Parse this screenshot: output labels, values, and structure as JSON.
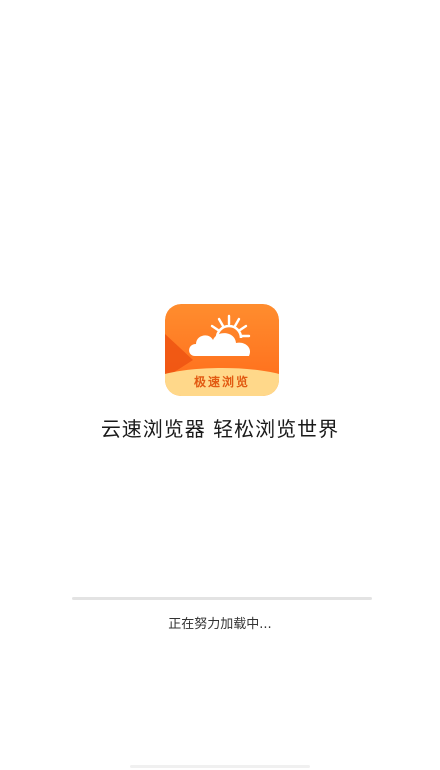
{
  "app_icon": {
    "label": "极速浏览",
    "icon": "cloud-sun-icon",
    "colors": {
      "background_top": "#ff8a2a",
      "background_bottom": "#ff6a1a",
      "accent_stripe": "#ef5a14",
      "label_band": "#ffd98a",
      "cloud": "#ffffff",
      "sun_rays": "#ffffff"
    }
  },
  "splash": {
    "slogan": "云速浏览器 轻松浏览世界"
  },
  "loading": {
    "text": "正在努力加载中...",
    "progress": 0
  }
}
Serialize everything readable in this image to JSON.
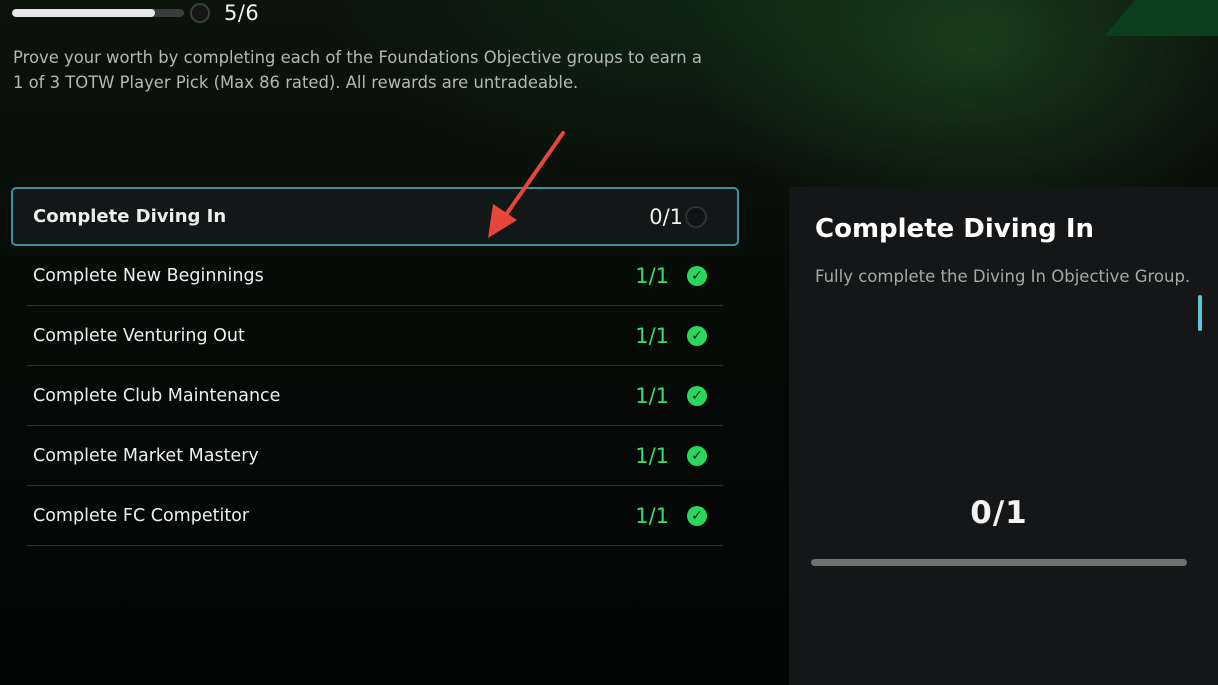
{
  "header": {
    "progress_count": "5/6",
    "progress_fraction": 0.83,
    "description": "Prove your worth by completing each of the Foundations Objective groups to earn a 1 of 3 TOTW Player Pick (Max 86 rated). All rewards are untradeable."
  },
  "objectives": [
    {
      "label": "Complete Diving In",
      "progress": "0/1",
      "completed": false,
      "selected": true
    },
    {
      "label": "Complete New Beginnings",
      "progress": "1/1",
      "completed": true
    },
    {
      "label": "Complete Venturing Out",
      "progress": "1/1",
      "completed": true
    },
    {
      "label": "Complete Club Maintenance",
      "progress": "1/1",
      "completed": true
    },
    {
      "label": "Complete Market Mastery",
      "progress": "1/1",
      "completed": true
    },
    {
      "label": "Complete FC Competitor",
      "progress": "1/1",
      "completed": true
    }
  ],
  "detail": {
    "title": "Complete Diving In",
    "description": "Fully complete the Diving In Objective Group.",
    "progress": "0/1",
    "progress_fraction": 0
  },
  "icons": {
    "check": "check-circle-icon",
    "pending": "empty-circle-icon"
  },
  "colors": {
    "accent_teal": "#3f8f99",
    "complete_green": "#3ddc68",
    "annotation_arrow": "#e8463a"
  }
}
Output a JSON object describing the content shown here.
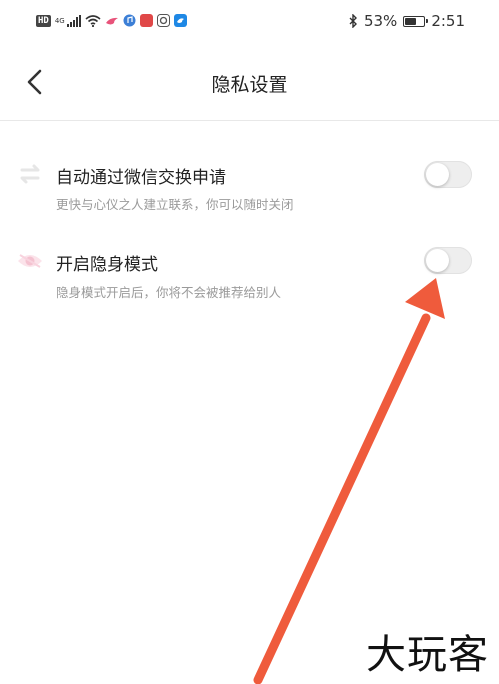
{
  "status_bar": {
    "hd": "HD",
    "network": "4G",
    "battery": "53%",
    "battery_level": 0.53,
    "time": "2:51"
  },
  "header": {
    "title": "隐私设置",
    "back_icon": "chevron-left-icon"
  },
  "settings": [
    {
      "icon": "swap-arrows-icon",
      "title": "自动通过微信交换申请",
      "description": "更快与心仪之人建立联系，你可以随时关闭",
      "enabled": false
    },
    {
      "icon": "eye-hidden-icon",
      "title": "开启隐身模式",
      "description": "隐身模式开启后，你将不会被推荐给别人",
      "enabled": false
    }
  ],
  "annotation": {
    "arrow_color": "#ef5b3c"
  },
  "watermark": "大玩客"
}
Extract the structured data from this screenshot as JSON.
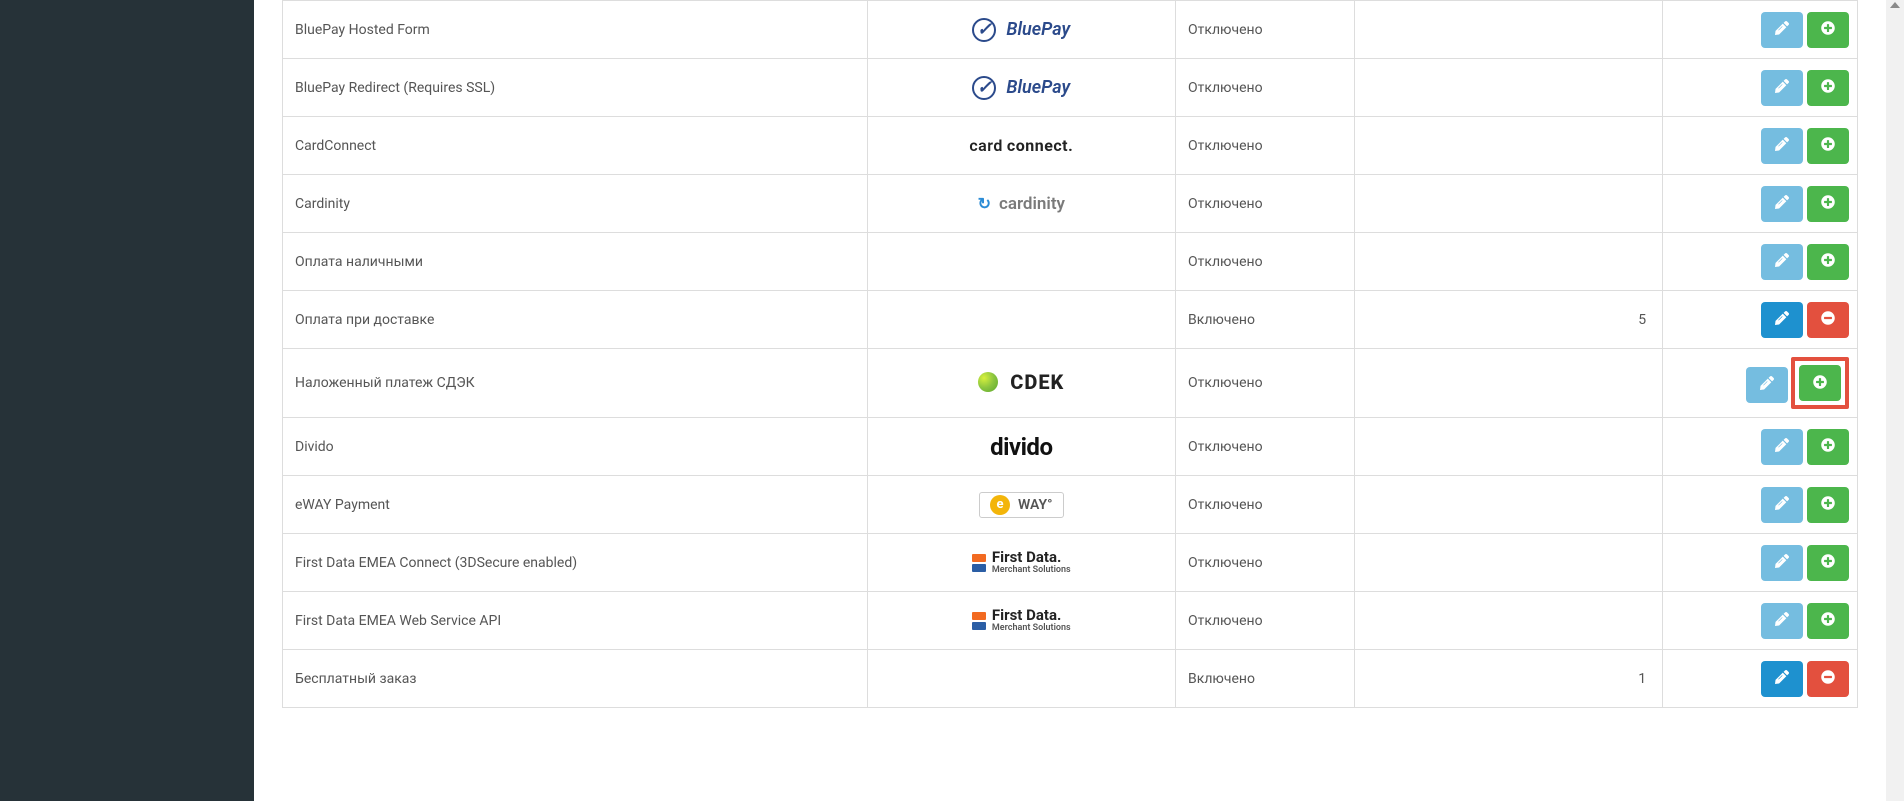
{
  "status": {
    "enabled": "Включено",
    "disabled": "Отключено"
  },
  "rows": [
    {
      "name": "BluePay Hosted Form",
      "logo": "bluepay",
      "status_key": "disabled",
      "sort": "",
      "installed": false,
      "highlighted": false
    },
    {
      "name": "BluePay Redirect (Requires SSL)",
      "logo": "bluepay",
      "status_key": "disabled",
      "sort": "",
      "installed": false,
      "highlighted": false
    },
    {
      "name": "CardConnect",
      "logo": "cardconnect",
      "status_key": "disabled",
      "sort": "",
      "installed": false,
      "highlighted": false
    },
    {
      "name": "Cardinity",
      "logo": "cardinity",
      "status_key": "disabled",
      "sort": "",
      "installed": false,
      "highlighted": false
    },
    {
      "name": "Оплата наличными",
      "logo": "",
      "status_key": "disabled",
      "sort": "",
      "installed": false,
      "highlighted": false
    },
    {
      "name": "Оплата при доставке",
      "logo": "",
      "status_key": "enabled",
      "sort": "5",
      "installed": true,
      "highlighted": false
    },
    {
      "name": "Наложенный платеж СДЭК",
      "logo": "cdek",
      "status_key": "disabled",
      "sort": "",
      "installed": false,
      "highlighted": true
    },
    {
      "name": "Divido",
      "logo": "divido",
      "status_key": "disabled",
      "sort": "",
      "installed": false,
      "highlighted": false
    },
    {
      "name": "eWAY Payment",
      "logo": "eway",
      "status_key": "disabled",
      "sort": "",
      "installed": false,
      "highlighted": false
    },
    {
      "name": "First Data EMEA Connect (3DSecure enabled)",
      "logo": "firstdata",
      "status_key": "disabled",
      "sort": "",
      "installed": false,
      "highlighted": false
    },
    {
      "name": "First Data EMEA Web Service API",
      "logo": "firstdata",
      "status_key": "disabled",
      "sort": "",
      "installed": false,
      "highlighted": false
    },
    {
      "name": "Бесплатный заказ",
      "logo": "",
      "status_key": "enabled",
      "sort": "1",
      "installed": true,
      "highlighted": false
    }
  ],
  "logos": {
    "bluepay": {
      "text": "BluePay"
    },
    "cardconnect": {
      "text1": "card",
      "text2": "connect."
    },
    "cardinity": {
      "text": "cardinity"
    },
    "cdek": {
      "text": "CDEK"
    },
    "divido": {
      "text": "divido"
    },
    "eway": {
      "text": "WAY°"
    },
    "firstdata": {
      "t1": "First Data.",
      "t2": "Merchant Solutions"
    }
  }
}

* **What is asked**
Show each line of the data that contains the string "Diving".

* **In response**
      "label": "Complete Diving In",
    "title": "Complete Diving In",
    "description": "Fully complete the Diving In Objective Group.",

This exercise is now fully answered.